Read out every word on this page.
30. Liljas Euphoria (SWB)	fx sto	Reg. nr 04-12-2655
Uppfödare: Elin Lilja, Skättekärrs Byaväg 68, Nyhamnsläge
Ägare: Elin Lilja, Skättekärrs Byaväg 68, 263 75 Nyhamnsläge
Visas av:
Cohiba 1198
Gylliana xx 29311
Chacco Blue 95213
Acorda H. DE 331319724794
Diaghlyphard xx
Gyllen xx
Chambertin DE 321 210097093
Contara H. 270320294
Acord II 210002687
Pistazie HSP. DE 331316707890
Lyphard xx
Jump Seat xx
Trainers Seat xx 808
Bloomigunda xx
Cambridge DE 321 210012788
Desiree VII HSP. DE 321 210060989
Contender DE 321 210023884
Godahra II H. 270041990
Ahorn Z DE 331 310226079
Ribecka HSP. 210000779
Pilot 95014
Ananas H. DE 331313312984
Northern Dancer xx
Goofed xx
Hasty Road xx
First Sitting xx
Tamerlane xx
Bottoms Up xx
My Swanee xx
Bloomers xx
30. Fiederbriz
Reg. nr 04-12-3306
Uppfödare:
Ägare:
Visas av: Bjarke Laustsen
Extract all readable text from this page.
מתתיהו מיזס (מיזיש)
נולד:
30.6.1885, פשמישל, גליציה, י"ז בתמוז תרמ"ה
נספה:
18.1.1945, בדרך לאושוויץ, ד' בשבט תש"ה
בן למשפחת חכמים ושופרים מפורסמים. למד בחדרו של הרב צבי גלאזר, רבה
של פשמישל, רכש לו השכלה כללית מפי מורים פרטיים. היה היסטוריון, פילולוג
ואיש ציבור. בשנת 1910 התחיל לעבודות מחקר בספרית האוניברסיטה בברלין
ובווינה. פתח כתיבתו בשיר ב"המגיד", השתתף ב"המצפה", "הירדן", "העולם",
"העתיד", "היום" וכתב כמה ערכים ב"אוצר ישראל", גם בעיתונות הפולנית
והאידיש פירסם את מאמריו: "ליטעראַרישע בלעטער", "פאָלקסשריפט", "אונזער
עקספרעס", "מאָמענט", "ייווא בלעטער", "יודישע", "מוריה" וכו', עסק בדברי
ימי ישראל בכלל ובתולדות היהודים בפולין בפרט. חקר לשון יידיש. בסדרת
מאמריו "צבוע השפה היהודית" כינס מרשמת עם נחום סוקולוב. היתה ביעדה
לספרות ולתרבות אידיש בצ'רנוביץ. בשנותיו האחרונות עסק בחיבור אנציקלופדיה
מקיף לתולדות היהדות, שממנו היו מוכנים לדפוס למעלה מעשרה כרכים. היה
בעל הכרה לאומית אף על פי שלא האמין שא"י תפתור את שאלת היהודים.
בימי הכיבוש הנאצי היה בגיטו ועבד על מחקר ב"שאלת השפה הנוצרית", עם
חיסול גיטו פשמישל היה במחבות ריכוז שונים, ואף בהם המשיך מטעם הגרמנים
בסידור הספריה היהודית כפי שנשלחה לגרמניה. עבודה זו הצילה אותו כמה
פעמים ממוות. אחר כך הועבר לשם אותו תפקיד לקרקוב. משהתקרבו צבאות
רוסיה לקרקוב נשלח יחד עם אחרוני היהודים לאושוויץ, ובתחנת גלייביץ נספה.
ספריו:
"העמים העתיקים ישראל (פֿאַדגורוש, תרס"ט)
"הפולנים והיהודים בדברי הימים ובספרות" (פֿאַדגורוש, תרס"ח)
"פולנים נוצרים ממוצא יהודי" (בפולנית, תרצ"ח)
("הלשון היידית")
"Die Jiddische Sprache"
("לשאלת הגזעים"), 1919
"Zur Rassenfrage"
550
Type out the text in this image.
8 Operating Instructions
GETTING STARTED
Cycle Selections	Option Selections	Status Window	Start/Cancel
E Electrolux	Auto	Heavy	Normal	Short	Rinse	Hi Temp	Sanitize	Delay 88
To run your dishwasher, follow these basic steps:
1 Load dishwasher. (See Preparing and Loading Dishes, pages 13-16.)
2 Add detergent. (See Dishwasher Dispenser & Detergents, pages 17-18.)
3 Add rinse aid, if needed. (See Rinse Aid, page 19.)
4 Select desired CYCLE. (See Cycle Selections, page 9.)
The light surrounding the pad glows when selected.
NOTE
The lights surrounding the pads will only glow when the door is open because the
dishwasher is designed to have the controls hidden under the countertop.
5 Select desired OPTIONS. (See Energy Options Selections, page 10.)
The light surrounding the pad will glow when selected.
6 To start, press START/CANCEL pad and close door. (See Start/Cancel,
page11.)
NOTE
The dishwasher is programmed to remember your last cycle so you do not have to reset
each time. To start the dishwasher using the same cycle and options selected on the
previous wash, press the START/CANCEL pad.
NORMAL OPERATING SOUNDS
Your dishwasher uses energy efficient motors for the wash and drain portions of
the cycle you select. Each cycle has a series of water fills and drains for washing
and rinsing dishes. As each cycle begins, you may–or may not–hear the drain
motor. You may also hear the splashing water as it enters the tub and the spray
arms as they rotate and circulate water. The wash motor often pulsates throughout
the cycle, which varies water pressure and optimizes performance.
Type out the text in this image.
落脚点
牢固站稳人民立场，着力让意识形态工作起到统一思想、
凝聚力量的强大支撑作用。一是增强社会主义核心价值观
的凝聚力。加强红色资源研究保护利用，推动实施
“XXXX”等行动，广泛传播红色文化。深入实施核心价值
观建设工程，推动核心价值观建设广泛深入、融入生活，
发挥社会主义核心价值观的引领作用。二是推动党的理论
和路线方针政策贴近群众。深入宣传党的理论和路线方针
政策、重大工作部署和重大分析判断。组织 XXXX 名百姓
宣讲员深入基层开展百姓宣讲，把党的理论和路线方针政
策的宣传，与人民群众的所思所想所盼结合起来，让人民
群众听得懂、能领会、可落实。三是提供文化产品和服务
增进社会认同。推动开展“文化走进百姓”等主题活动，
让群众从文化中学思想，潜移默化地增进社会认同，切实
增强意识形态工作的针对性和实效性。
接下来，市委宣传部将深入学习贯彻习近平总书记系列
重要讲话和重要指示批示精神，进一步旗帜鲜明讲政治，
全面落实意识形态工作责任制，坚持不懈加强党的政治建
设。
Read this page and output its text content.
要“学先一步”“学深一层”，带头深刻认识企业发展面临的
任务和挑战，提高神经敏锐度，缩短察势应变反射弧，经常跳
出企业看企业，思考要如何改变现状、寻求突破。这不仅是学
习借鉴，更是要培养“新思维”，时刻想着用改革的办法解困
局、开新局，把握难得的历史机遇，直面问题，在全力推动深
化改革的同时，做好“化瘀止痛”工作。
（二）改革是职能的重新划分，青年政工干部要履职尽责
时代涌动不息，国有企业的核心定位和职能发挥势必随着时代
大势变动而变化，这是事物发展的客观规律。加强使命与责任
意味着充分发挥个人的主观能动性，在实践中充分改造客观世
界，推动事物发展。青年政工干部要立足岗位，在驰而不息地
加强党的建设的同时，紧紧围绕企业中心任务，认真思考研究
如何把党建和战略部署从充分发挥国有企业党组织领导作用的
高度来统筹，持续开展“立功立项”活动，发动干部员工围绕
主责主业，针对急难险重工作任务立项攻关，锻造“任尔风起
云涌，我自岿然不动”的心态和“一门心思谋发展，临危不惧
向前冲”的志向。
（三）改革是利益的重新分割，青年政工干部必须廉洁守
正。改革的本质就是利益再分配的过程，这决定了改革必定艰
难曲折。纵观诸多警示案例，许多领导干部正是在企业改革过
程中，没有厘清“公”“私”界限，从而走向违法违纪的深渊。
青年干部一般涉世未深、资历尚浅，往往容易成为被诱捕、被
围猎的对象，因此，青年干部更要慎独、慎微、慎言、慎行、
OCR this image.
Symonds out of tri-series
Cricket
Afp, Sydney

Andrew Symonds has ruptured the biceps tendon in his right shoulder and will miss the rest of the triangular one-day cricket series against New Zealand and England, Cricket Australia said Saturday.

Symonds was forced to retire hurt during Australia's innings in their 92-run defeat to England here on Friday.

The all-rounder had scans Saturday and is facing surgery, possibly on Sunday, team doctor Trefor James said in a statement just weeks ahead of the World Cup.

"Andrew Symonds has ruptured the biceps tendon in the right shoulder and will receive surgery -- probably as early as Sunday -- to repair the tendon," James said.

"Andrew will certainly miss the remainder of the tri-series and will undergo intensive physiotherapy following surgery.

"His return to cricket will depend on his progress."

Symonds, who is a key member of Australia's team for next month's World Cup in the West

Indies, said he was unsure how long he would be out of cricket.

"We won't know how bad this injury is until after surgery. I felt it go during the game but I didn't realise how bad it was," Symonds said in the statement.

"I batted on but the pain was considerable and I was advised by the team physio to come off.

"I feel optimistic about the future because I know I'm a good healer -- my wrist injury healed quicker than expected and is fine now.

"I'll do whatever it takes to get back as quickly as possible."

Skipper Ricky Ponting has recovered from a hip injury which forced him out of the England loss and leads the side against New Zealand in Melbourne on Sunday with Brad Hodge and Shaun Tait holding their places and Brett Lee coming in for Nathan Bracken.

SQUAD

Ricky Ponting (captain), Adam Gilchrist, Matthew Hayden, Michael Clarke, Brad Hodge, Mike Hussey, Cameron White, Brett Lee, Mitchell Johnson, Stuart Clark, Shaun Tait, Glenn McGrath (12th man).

YOUR OBJECTIVE>
Write out every line of the entries that holds the word "Symonds".

CORRECT ANSWER>
Symonds out of tri-series
Andrew Symonds has ruptured the biceps tendon in his right shoulder and will miss the rest of the triangular one-day cricket series against New Zealand and England, Cricket Australia said Saturday.
Symonds was forced to retire hurt during Australia's innings in their 92-run defeat to England here on Friday.
"Andrew Symonds has ruptured the biceps tendon in the right shoulder and will receive surgery -- probably as early as Sunday -- to repair the tendon," James said.
Symonds, who is a key member of Australia's team for next month's World Cup in the West
"We won't know how bad this injury is until after surgery. I felt it go during the game but I didn't realise how bad it was," Symonds said in the statement.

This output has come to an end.